**DIRECTIONS FOR THIS TASK**
Reply with one number: the count of lines in the listing that contain the string "shortcut".

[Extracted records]

################

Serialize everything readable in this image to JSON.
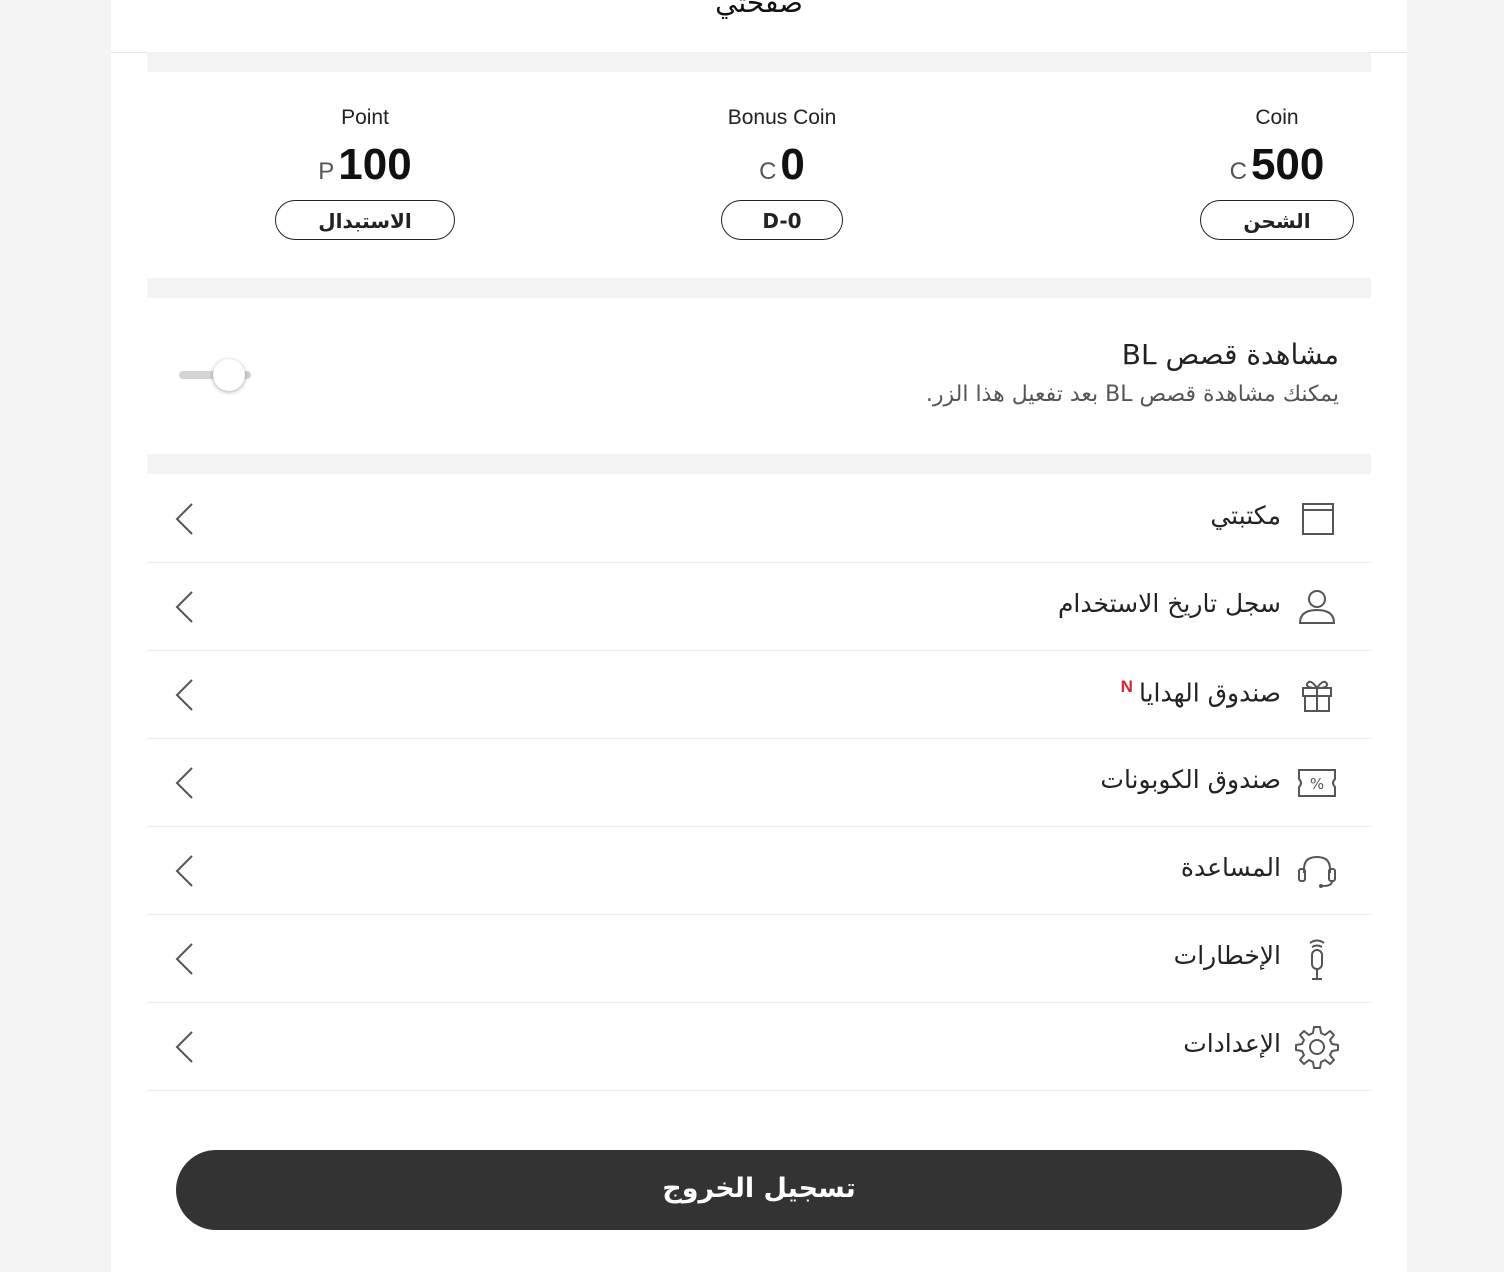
{
  "header": {
    "title": "صفحتي"
  },
  "wallet": {
    "coin": {
      "label": "Coin",
      "unit": "C",
      "value": "500",
      "button": "الشحن"
    },
    "bonus": {
      "label": "Bonus Coin",
      "unit": "C",
      "value": "0",
      "button": "D-0"
    },
    "point": {
      "label": "Point",
      "unit": "P",
      "value": "100",
      "button": "الاستبدال"
    }
  },
  "bl": {
    "title": "مشاهدة قصص BL",
    "description": "يمكنك مشاهدة قصص BL بعد تفعيل هذا الزر.",
    "enabled": false
  },
  "menu": [
    {
      "label": "مكتبتي",
      "icon": "book-icon"
    },
    {
      "label": "سجل تاريخ الاستخدام",
      "icon": "user-icon"
    },
    {
      "label": "صندوق الهدايا",
      "icon": "gift-icon",
      "badge": "N"
    },
    {
      "label": "صندوق الكوبونات",
      "icon": "coupon-icon"
    },
    {
      "label": "المساعدة",
      "icon": "headset-icon"
    },
    {
      "label": "الإخطارات",
      "icon": "notification-icon"
    },
    {
      "label": "الإعدادات",
      "icon": "gear-icon"
    }
  ],
  "logout": {
    "label": "تسجيل الخروج"
  },
  "colors": {
    "badge": "#d7262e",
    "logout_bg": "#333333",
    "separator": "#f3f3f3"
  }
}
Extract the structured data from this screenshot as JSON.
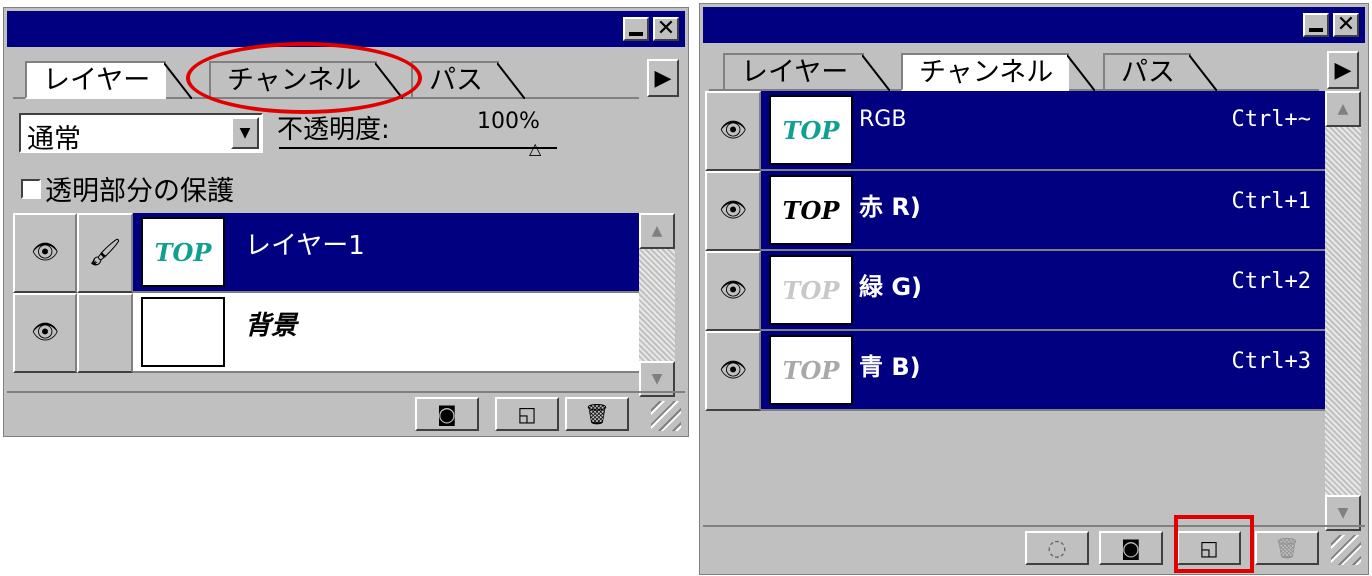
{
  "layers_panel": {
    "tabs": [
      "レイヤー",
      "チャンネル",
      "パス"
    ],
    "blend_mode": "通常",
    "opacity_label": "不透明度:",
    "opacity_value": "100%",
    "preserve_transparency": "透明部分の保護",
    "layers": [
      {
        "name": "レイヤー1",
        "thumb": "TOP",
        "selected": true
      },
      {
        "name": "背景",
        "thumb": "",
        "selected": false
      }
    ]
  },
  "channels_panel": {
    "tabs": [
      "レイヤー",
      "チャンネル",
      "パス"
    ],
    "channels": [
      {
        "name": "RGB",
        "thumb": "TOP",
        "shortcut": "Ctrl+~",
        "thumb_color": "#008080"
      },
      {
        "name": "赤 R)",
        "thumb": "TOP",
        "shortcut": "Ctrl+1",
        "thumb_color": "#000000"
      },
      {
        "name": "緑 G)",
        "thumb": "TOP",
        "shortcut": "Ctrl+2",
        "thumb_color": "#c0c0c0"
      },
      {
        "name": "青 B)",
        "thumb": "TOP",
        "shortcut": "Ctrl+3",
        "thumb_color": "#a0a0a0"
      }
    ]
  },
  "colors": {
    "selection": "#000080",
    "highlight": "#e00000",
    "panel": "#c0c0c0"
  }
}
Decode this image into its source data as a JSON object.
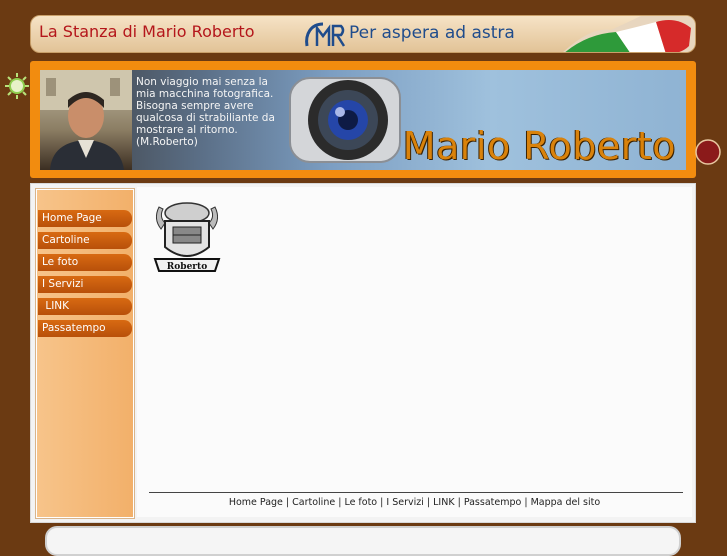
{
  "header": {
    "site_title": "La Stanza di Mario Roberto",
    "motto": "Per aspera ad astra",
    "logo_initials": "MR"
  },
  "banner": {
    "quote_lines": [
      "Non viaggio mai senza la",
      "mia macchina fotografica.",
      "Bisogna sempre avere",
      "qualcosa di strabiliante da",
      "mostrare al ritorno."
    ],
    "quote_author": "(M.Roberto)",
    "name": "Mario Roberto"
  },
  "sidebar": {
    "items": [
      {
        "label": "Home Page"
      },
      {
        "label": "Cartoline"
      },
      {
        "label": "Le foto"
      },
      {
        "label": "I Servizi"
      },
      {
        "label": " LINK"
      },
      {
        "label": "Passatempo"
      }
    ]
  },
  "content": {
    "crest_label": "Roberto"
  },
  "footer": {
    "links": [
      "Home Page",
      "Cartoline",
      "Le foto",
      "I Servizi",
      "LINK",
      "Passatempo",
      "Mappa del sito"
    ],
    "separator": " | "
  },
  "colors": {
    "background": "#6b3a12",
    "accent_orange": "#f28c0f",
    "title_red": "#b4161b",
    "motto_blue": "#1f4c8c",
    "nav_button": "#c75d0e"
  }
}
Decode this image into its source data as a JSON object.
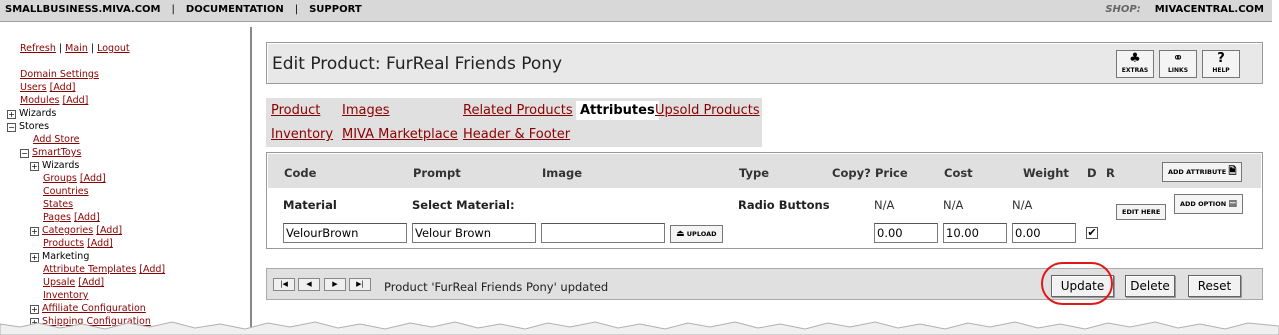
{
  "topbar": {
    "links": [
      "SMALLBUSINESS.MIVA.COM",
      "DOCUMENTATION",
      "SUPPORT"
    ],
    "separator": "|",
    "shop_label": "SHOP:",
    "shop_value": "MIVACENTRAL.COM"
  },
  "sidebar": {
    "refresh": "Refresh",
    "main": "Main",
    "logout": "Logout",
    "sep": "|",
    "domain_settings": "Domain Settings",
    "users": "Users",
    "modules": "Modules",
    "add": "[Add]",
    "wizards": "Wizards",
    "stores": "Stores",
    "add_store": "Add Store",
    "smarttoys": "SmartToys",
    "store_wizards": "Wizards",
    "groups": "Groups",
    "countries": "Countries",
    "states": "States",
    "pages": "Pages",
    "categories": "Categories",
    "products": "Products",
    "marketing": "Marketing",
    "attribute_templates": "Attribute Templates",
    "upsale": "Upsale",
    "inventory": "Inventory",
    "affiliate_configuration": "Affiliate Configuration",
    "shipping_configuration": "Shipping Configuration",
    "plus": "+",
    "minus": "−"
  },
  "header": {
    "title": "Edit Product: FurReal Friends Pony",
    "buttons": [
      {
        "label": "EXTRAS",
        "icon": "puzzle-icon"
      },
      {
        "label": "LINKS",
        "icon": "chain-link-icon"
      },
      {
        "label": "HELP",
        "icon": "question-icon"
      }
    ]
  },
  "tabs": {
    "product": "Product",
    "images": "Images",
    "related": "Related Products",
    "attributes": "Attributes",
    "upsold": "Upsold Products",
    "inventory": "Inventory",
    "marketplace": "MIVA Marketplace",
    "header_footer": "Header & Footer"
  },
  "attributes": {
    "columns": [
      "Code",
      "Prompt",
      "Image",
      "Type",
      "Copy?",
      "Price",
      "Cost",
      "Weight",
      "D",
      "R"
    ],
    "add_attribute": "ADD ATTRIBUTE",
    "row": {
      "code": "Material",
      "prompt": "Select Material:",
      "type": "Radio Buttons",
      "price": "N/A",
      "cost": "N/A",
      "weight": "N/A",
      "edit_here": "EDIT HERE",
      "add_option": "ADD OPTION"
    },
    "option": {
      "code": "VelourBrown",
      "prompt": "Velour Brown",
      "image": "",
      "upload": "UPLOAD",
      "price": "0.00",
      "cost": "10.00",
      "weight": "0.00",
      "default_check": "✔"
    }
  },
  "footer": {
    "nav": [
      "|◀",
      "◀",
      "▶",
      "▶|"
    ],
    "status": "Product 'FurReal Friends Pony' updated",
    "update": "Update",
    "delete": "Delete",
    "reset": "Reset"
  },
  "colors": {
    "link": "#8b0000",
    "panel": "#e0e0e0",
    "highlight": "#e01818"
  }
}
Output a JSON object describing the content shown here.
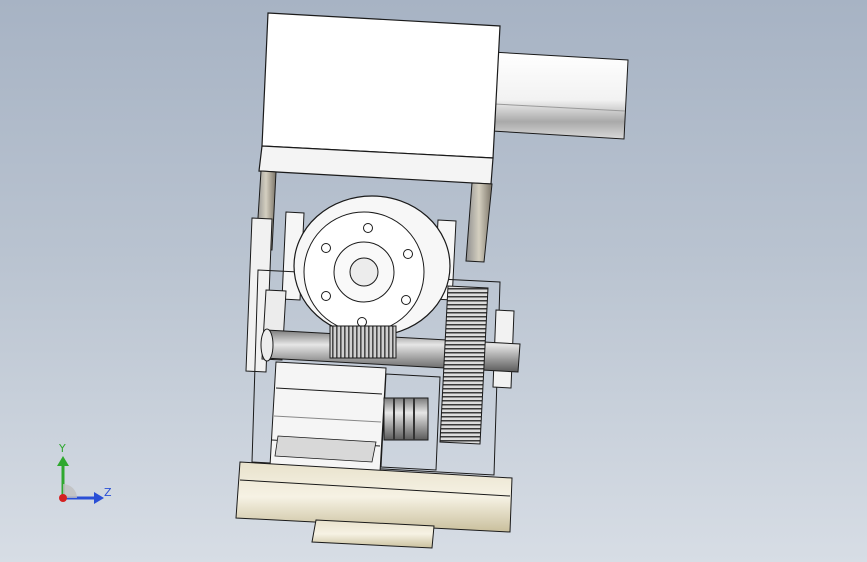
{
  "viewport": {
    "background_top": "#a7b3c4",
    "background_bottom": "#d7dde5"
  },
  "model": {
    "parts": [
      "gearmotor-housing",
      "motor-cylinder",
      "support-posts",
      "flange-bearing",
      "worm-shaft",
      "worm-gear",
      "spur-gear",
      "stepper-motor",
      "shaft-couplings",
      "base-plate",
      "base-disk"
    ],
    "line_color": "#1a1a1a",
    "body_color": "#f4f4f4",
    "metal_color": "#c8c8c8",
    "brass_color": "#d8d0b4"
  },
  "triad": {
    "y_label": "Y",
    "z_label": "Z",
    "y_color": "#2fa82f",
    "z_color": "#2a4fd6",
    "x_color": "#d42020"
  }
}
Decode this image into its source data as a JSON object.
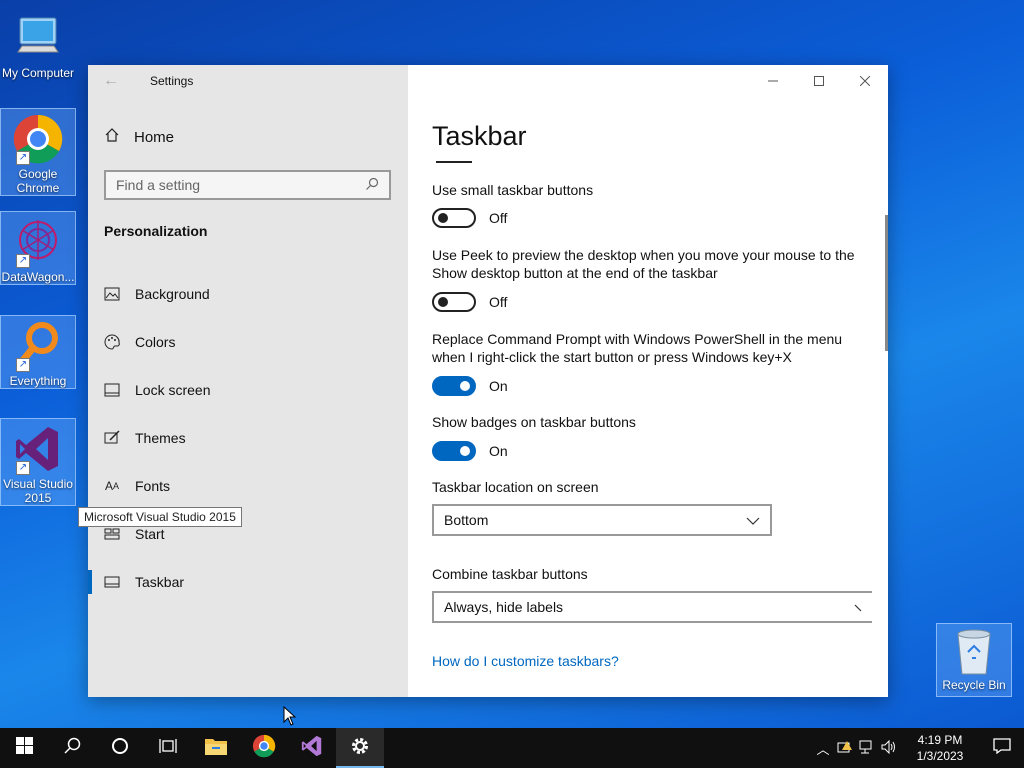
{
  "desktop": {
    "icons": [
      {
        "label": "My Computer"
      },
      {
        "label": "Google Chrome"
      },
      {
        "label": "DataWagon..."
      },
      {
        "label": "Everything"
      },
      {
        "label": "Visual Studio 2015"
      }
    ],
    "tooltip": "Microsoft Visual Studio 2015",
    "recycle_bin": "Recycle Bin"
  },
  "window": {
    "title": "Settings",
    "controls": {
      "minimize": "—",
      "maximize": "☐",
      "close": "✕"
    }
  },
  "sidebar": {
    "home": "Home",
    "search_placeholder": "Find a setting",
    "section": "Personalization",
    "items": [
      {
        "label": "Background",
        "icon": "image-icon"
      },
      {
        "label": "Colors",
        "icon": "palette-icon"
      },
      {
        "label": "Lock screen",
        "icon": "lock-screen-icon"
      },
      {
        "label": "Themes",
        "icon": "brush-icon"
      },
      {
        "label": "Fonts",
        "icon": "font-icon"
      },
      {
        "label": "Start",
        "icon": "start-icon"
      },
      {
        "label": "Taskbar",
        "icon": "taskbar-icon"
      }
    ]
  },
  "main": {
    "title": "Taskbar",
    "options": [
      {
        "label": "Use small taskbar buttons",
        "state": "Off"
      },
      {
        "label": "Use Peek to preview the desktop when you move your mouse to the Show desktop button at the end of the taskbar",
        "state": "Off"
      },
      {
        "label": "Replace Command Prompt with Windows PowerShell in the menu when I right-click the start button or press Windows key+X",
        "state": "On"
      },
      {
        "label": "Show badges on taskbar buttons",
        "state": "On"
      }
    ],
    "location_label": "Taskbar location on screen",
    "location_value": "Bottom",
    "combine_label": "Combine taskbar buttons",
    "combine_value": "Always, hide labels",
    "help_link": "How do I customize taskbars?"
  },
  "taskbar": {
    "time": "4:19 PM",
    "date": "1/3/2023"
  },
  "colors": {
    "accent": "#0067c0"
  }
}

################

**RESULT**
4